* **YOUR OBJECTIVE**
Review the material line by line. Identify and copy every line that contains the string "Högskoleutbildning".

* **Records about charts and figures**
— BEGIN —
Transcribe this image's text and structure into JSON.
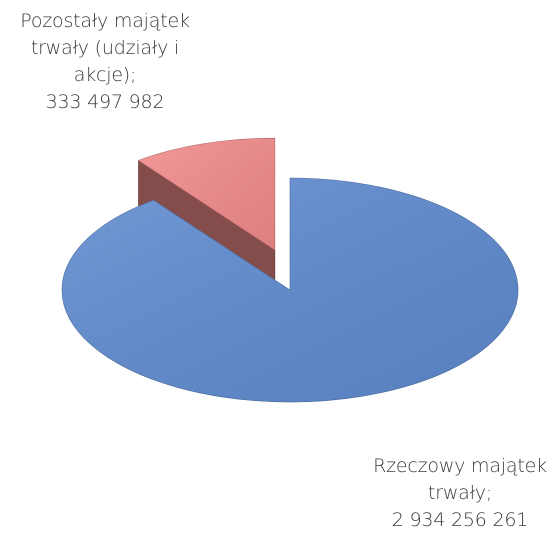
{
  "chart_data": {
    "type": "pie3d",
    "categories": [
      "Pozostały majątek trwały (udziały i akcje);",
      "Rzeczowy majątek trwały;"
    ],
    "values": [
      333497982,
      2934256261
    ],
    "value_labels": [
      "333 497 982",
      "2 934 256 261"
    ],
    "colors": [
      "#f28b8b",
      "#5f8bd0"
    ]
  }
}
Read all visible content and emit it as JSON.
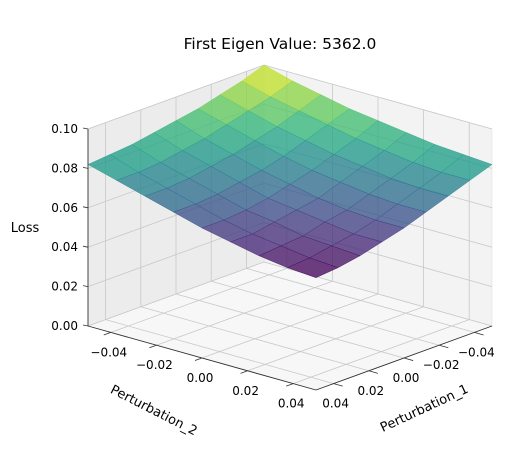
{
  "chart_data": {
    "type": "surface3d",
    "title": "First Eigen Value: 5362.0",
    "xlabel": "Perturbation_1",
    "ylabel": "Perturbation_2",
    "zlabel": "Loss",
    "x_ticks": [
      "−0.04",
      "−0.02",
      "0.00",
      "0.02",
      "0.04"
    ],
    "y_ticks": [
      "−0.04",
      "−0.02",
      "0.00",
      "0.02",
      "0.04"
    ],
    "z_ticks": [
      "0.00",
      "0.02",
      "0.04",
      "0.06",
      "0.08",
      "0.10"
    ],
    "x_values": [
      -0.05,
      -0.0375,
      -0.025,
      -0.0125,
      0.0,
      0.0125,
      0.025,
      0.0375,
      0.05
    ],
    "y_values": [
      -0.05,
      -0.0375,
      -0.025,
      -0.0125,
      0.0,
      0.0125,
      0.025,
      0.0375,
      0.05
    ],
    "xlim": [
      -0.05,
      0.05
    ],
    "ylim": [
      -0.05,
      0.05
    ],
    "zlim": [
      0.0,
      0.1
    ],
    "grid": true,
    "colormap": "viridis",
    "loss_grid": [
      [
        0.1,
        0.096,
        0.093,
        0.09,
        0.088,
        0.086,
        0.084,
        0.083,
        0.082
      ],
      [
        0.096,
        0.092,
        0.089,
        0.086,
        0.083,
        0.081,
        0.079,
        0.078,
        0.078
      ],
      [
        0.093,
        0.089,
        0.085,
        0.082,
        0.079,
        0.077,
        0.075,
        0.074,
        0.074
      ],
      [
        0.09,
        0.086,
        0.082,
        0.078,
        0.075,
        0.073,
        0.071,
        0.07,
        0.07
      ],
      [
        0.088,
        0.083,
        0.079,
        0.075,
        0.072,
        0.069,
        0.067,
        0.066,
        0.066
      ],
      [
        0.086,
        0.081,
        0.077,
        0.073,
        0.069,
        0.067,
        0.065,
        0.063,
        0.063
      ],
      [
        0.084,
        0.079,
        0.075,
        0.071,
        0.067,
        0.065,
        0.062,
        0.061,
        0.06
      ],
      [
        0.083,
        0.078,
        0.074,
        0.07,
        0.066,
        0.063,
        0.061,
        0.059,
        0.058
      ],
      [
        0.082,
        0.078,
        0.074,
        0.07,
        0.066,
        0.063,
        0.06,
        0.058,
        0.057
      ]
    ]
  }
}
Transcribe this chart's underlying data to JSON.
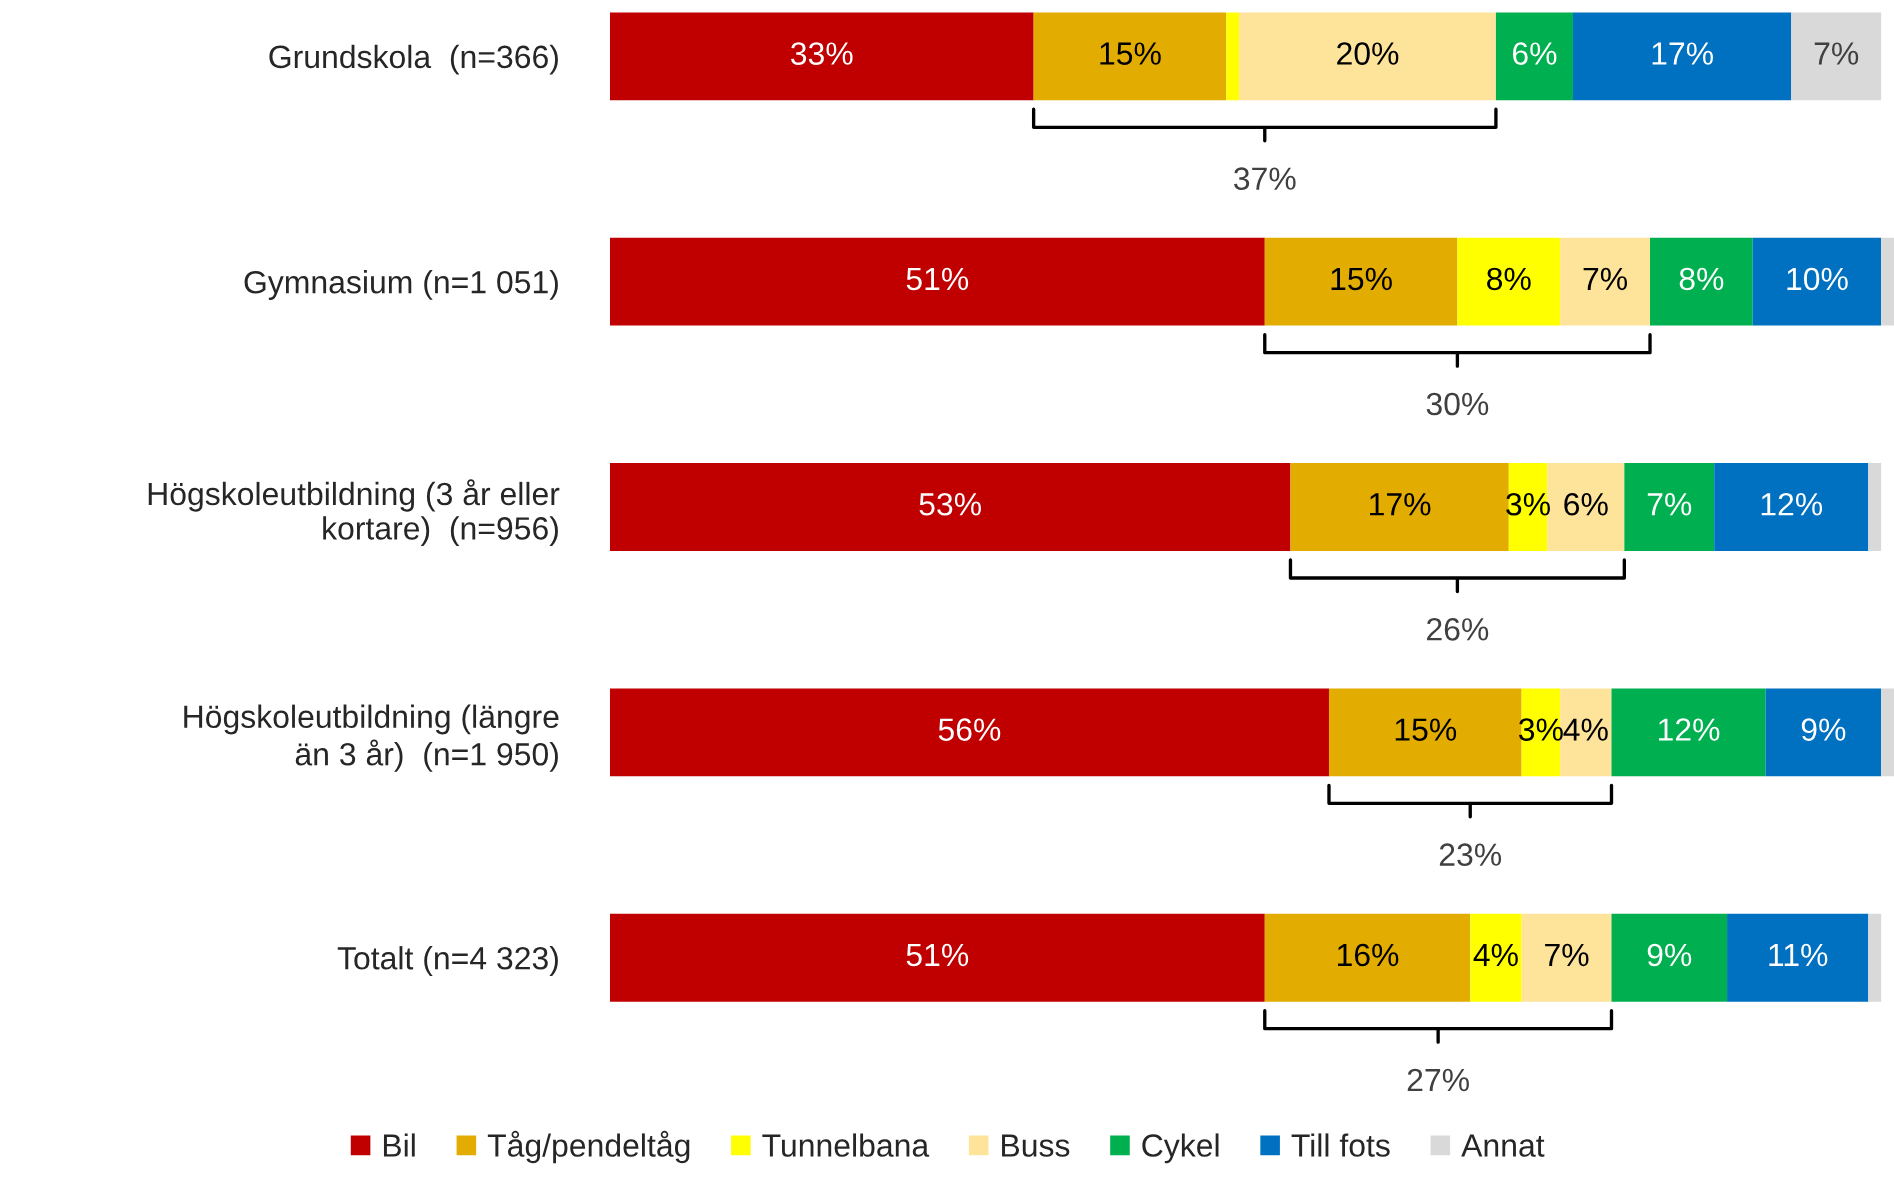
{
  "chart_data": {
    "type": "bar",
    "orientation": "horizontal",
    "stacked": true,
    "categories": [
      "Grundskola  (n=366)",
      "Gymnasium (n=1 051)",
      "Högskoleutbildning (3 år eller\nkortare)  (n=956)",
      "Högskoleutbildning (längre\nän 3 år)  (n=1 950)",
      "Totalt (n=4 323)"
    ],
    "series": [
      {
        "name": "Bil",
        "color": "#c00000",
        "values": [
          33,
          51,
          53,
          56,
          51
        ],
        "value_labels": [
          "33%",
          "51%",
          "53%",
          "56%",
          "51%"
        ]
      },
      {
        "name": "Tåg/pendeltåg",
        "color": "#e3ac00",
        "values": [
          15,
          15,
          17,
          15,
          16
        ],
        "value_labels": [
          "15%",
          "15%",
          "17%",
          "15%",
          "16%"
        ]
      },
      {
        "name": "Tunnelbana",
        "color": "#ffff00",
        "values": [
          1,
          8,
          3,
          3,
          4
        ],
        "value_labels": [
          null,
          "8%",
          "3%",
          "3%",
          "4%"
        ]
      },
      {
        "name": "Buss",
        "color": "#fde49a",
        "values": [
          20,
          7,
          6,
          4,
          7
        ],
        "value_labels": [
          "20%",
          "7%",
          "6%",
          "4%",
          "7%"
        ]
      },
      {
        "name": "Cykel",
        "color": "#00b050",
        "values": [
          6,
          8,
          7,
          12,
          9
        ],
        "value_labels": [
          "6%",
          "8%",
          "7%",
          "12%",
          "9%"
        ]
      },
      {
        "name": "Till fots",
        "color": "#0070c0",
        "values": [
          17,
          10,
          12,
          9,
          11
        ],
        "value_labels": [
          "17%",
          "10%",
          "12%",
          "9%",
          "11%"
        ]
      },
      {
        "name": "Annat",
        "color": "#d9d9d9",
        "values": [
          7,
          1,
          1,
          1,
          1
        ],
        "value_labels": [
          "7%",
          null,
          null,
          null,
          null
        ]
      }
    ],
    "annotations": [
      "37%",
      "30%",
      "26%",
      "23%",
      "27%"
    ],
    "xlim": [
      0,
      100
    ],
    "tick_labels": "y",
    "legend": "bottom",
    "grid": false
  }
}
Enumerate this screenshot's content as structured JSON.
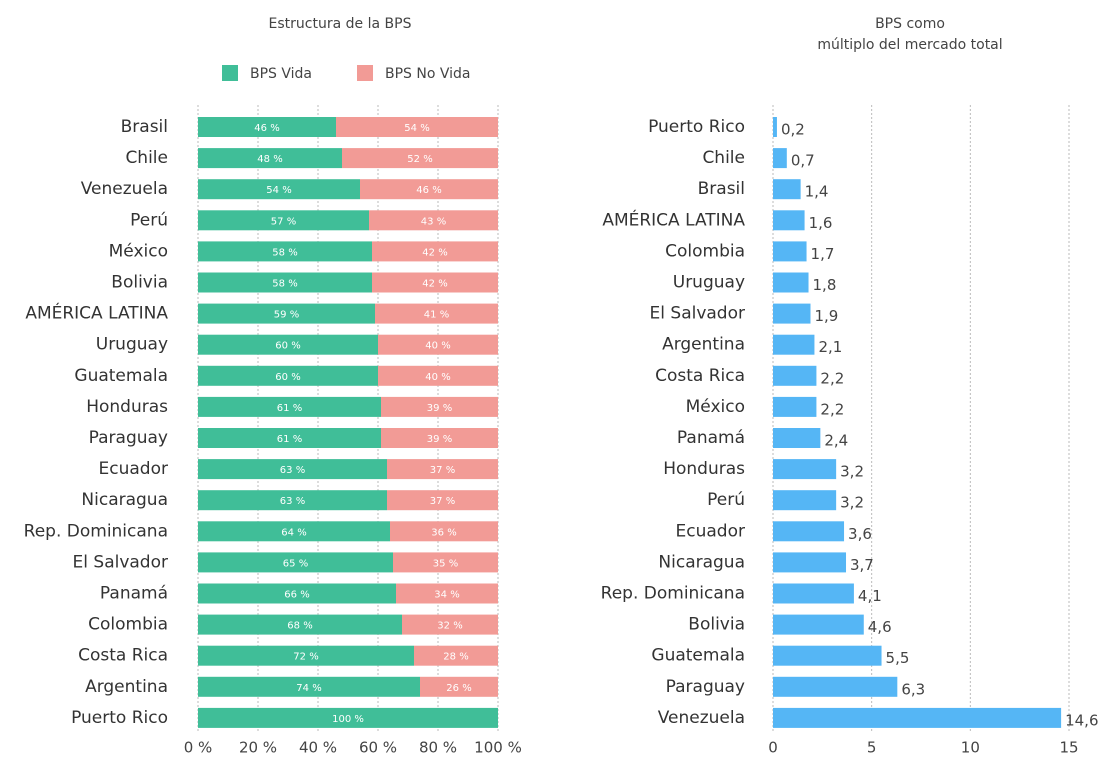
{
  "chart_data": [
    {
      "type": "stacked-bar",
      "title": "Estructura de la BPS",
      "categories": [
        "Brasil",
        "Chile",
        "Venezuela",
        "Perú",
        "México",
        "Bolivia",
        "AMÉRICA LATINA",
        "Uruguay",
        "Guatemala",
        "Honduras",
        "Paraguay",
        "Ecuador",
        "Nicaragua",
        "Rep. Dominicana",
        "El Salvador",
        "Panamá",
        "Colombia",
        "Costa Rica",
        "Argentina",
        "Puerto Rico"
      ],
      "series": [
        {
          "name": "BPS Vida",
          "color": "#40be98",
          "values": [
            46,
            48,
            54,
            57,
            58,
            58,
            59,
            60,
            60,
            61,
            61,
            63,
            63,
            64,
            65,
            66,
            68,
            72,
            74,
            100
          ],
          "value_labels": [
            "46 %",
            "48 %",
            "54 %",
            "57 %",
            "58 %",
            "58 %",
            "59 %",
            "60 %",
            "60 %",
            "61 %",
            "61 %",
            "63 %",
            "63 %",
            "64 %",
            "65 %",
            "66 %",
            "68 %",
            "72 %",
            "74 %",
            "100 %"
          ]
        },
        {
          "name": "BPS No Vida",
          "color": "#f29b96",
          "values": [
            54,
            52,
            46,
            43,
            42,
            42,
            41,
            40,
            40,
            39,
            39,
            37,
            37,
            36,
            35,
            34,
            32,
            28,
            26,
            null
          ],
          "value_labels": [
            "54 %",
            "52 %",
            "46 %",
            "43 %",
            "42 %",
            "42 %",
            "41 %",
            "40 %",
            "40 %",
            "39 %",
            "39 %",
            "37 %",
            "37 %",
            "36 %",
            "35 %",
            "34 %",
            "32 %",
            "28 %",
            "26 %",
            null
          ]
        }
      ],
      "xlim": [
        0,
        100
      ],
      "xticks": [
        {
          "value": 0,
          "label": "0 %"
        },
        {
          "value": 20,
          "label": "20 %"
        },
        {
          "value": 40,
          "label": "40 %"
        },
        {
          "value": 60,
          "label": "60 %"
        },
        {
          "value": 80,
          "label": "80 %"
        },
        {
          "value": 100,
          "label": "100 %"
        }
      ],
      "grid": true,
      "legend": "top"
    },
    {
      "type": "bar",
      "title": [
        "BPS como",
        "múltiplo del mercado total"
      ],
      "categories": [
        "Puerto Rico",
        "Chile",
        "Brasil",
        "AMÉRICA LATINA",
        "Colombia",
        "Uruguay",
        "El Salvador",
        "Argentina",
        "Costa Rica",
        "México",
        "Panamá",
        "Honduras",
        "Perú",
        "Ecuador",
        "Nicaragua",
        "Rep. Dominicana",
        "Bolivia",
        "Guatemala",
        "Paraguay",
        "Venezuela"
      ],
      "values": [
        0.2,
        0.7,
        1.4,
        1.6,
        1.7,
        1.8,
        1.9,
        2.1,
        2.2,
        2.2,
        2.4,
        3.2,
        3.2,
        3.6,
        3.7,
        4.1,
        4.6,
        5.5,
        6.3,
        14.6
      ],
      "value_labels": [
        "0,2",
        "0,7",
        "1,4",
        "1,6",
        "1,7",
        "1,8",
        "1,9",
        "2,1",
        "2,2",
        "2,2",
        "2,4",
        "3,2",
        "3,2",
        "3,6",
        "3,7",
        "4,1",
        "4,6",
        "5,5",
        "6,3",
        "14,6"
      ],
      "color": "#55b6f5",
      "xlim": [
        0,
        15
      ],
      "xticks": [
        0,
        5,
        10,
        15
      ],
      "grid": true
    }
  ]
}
— END —
* **COMPLETED EXERCISE**
      "Högskoleutbildning (3 år eller\nkortare)  (n=956)",
      "Högskoleutbildning (längre\nän 3 år)  (n=1 950)",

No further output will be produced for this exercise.